──────── INPUT ────────

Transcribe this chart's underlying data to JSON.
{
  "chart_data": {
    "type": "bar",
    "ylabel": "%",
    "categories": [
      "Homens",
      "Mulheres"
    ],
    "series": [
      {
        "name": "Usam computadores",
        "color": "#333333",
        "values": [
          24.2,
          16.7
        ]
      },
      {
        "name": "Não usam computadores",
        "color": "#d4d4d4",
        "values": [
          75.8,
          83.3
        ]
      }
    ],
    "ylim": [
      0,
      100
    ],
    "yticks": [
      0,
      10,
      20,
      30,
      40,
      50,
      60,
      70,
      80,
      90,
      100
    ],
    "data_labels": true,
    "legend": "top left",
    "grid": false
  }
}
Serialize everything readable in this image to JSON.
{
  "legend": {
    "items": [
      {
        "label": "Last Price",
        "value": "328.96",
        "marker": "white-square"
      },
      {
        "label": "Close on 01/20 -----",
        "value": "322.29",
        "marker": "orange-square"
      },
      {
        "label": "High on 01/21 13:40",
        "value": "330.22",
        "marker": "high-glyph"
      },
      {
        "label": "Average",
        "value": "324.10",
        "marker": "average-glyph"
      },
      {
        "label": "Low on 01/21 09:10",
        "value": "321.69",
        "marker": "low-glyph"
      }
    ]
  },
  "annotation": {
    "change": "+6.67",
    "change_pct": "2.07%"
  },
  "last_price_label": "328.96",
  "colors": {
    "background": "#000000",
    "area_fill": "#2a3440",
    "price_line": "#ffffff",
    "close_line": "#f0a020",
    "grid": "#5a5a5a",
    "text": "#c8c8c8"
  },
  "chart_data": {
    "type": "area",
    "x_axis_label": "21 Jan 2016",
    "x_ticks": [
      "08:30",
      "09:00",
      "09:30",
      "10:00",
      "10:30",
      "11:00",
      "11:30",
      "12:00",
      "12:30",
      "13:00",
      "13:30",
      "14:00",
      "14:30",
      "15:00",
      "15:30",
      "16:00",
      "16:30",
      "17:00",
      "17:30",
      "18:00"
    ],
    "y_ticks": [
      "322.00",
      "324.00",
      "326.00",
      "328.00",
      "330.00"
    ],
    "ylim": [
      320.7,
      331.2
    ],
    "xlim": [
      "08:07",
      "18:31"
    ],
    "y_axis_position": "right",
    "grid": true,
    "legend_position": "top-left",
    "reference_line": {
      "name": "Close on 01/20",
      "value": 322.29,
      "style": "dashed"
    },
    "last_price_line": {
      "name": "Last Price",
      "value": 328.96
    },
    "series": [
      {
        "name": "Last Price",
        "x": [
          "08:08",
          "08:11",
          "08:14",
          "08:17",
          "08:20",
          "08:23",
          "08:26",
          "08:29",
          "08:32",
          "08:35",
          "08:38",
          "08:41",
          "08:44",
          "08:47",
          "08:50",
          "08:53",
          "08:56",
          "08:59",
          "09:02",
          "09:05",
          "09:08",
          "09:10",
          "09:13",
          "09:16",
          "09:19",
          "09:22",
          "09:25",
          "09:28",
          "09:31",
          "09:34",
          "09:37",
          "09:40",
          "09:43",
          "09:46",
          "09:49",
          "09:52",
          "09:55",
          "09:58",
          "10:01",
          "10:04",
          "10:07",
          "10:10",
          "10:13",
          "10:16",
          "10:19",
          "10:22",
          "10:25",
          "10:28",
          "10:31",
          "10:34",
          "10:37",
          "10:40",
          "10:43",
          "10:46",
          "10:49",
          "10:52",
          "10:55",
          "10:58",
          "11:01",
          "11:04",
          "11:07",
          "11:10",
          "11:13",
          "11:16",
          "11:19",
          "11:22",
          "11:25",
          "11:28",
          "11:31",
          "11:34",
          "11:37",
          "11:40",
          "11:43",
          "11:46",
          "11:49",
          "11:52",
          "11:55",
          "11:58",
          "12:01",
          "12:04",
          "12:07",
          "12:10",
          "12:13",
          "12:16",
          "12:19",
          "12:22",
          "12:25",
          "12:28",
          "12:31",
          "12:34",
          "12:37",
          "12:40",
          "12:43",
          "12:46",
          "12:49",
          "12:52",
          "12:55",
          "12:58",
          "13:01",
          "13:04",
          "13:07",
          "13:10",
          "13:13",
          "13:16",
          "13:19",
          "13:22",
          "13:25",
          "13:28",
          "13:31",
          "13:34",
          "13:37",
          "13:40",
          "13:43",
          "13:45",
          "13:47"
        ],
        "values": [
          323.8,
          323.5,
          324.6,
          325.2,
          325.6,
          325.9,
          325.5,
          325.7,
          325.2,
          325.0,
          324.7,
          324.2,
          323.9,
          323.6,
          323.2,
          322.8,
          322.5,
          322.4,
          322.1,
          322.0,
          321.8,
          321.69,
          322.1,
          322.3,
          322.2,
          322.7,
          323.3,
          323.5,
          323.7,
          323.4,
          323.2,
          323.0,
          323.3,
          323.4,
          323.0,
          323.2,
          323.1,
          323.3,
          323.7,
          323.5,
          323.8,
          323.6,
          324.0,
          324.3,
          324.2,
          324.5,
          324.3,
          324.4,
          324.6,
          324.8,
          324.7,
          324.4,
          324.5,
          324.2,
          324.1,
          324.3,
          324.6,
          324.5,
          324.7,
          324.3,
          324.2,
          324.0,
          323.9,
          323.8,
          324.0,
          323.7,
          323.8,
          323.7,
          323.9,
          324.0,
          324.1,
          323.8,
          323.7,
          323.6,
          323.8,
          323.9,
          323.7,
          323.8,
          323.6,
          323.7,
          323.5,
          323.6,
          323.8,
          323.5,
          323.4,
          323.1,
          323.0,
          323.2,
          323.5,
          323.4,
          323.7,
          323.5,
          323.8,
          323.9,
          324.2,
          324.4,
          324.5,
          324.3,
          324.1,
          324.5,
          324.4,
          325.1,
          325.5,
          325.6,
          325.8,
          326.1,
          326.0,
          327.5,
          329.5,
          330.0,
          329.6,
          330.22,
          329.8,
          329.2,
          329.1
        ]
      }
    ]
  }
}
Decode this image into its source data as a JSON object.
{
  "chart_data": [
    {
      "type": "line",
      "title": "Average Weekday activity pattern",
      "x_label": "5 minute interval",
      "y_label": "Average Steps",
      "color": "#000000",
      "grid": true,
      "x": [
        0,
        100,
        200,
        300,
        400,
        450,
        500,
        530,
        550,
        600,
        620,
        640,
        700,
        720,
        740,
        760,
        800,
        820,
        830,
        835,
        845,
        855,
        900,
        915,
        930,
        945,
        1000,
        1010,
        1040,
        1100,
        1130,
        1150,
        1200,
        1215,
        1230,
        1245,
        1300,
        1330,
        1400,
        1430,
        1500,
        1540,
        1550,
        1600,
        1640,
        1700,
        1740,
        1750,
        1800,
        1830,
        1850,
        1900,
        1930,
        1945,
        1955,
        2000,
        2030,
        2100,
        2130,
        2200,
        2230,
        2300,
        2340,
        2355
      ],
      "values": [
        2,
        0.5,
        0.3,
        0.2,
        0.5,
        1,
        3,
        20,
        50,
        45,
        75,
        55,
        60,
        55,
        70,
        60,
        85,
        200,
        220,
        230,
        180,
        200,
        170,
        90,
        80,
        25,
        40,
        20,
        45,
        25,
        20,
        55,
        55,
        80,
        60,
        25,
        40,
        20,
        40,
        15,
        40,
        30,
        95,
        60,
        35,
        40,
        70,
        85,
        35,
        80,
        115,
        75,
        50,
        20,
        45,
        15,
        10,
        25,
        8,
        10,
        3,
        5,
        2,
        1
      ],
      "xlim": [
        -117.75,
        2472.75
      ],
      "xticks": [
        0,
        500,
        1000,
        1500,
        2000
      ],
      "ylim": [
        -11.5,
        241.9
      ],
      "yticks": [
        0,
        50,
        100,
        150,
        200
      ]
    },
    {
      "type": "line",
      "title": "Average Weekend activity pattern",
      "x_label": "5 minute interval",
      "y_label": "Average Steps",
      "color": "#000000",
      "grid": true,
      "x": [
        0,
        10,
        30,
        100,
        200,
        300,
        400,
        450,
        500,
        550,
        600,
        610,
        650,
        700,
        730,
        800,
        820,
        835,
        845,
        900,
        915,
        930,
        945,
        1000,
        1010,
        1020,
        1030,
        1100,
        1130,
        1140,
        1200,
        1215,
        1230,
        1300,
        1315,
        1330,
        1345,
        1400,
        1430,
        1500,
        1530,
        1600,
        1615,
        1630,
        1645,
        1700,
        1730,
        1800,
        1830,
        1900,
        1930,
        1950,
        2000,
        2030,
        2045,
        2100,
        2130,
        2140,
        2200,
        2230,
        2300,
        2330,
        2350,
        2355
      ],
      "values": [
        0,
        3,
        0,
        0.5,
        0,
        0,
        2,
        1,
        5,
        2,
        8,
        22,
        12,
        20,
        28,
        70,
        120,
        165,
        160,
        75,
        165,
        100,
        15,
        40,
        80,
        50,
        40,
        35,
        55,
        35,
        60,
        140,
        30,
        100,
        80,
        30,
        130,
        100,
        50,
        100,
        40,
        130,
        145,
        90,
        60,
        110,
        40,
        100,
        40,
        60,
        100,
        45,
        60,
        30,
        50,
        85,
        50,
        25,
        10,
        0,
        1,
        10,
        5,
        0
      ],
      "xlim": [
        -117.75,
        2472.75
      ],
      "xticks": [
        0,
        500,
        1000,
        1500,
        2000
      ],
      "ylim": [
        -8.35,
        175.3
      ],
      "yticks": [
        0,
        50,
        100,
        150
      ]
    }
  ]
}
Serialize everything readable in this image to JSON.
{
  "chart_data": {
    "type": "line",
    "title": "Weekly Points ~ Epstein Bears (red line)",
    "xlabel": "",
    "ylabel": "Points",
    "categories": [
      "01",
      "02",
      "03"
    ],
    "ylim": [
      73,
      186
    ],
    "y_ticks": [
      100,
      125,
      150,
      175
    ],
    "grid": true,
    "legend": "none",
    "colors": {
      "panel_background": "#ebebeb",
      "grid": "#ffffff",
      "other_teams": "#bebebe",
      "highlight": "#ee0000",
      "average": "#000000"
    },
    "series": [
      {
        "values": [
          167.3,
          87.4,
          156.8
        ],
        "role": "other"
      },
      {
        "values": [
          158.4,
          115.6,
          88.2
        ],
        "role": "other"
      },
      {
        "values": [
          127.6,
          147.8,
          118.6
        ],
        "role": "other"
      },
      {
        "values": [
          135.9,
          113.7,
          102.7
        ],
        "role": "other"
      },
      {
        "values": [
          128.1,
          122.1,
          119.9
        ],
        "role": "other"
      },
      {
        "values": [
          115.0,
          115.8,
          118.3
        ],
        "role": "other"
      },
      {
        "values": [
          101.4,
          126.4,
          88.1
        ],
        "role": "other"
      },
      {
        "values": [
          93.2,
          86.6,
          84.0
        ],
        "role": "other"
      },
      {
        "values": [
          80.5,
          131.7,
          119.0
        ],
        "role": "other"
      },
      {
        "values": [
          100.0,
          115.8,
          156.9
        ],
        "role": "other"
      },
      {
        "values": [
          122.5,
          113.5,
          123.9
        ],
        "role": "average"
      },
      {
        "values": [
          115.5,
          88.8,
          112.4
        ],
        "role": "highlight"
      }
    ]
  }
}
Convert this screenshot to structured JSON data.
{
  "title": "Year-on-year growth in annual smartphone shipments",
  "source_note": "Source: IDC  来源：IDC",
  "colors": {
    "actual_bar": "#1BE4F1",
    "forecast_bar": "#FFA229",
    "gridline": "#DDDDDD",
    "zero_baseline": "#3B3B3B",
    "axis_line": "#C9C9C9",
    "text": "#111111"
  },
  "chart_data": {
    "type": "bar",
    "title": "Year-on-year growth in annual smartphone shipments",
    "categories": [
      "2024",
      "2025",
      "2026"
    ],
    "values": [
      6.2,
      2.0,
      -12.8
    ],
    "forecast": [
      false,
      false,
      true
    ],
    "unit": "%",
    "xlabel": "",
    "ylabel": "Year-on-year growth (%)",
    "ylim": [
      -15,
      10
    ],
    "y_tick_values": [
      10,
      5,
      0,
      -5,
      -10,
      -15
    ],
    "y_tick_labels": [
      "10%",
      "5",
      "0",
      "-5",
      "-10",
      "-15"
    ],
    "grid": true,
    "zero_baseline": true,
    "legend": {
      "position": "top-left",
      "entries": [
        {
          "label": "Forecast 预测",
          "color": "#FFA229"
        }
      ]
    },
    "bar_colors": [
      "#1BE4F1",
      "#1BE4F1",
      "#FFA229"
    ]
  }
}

────────

EXERCISE PROMPT: Pull out all lines of the data with the string "computadores".

RESULT FOR THIS EXERCISE:
        "name": "Usam computadores",
        "name": "Não usam computadores",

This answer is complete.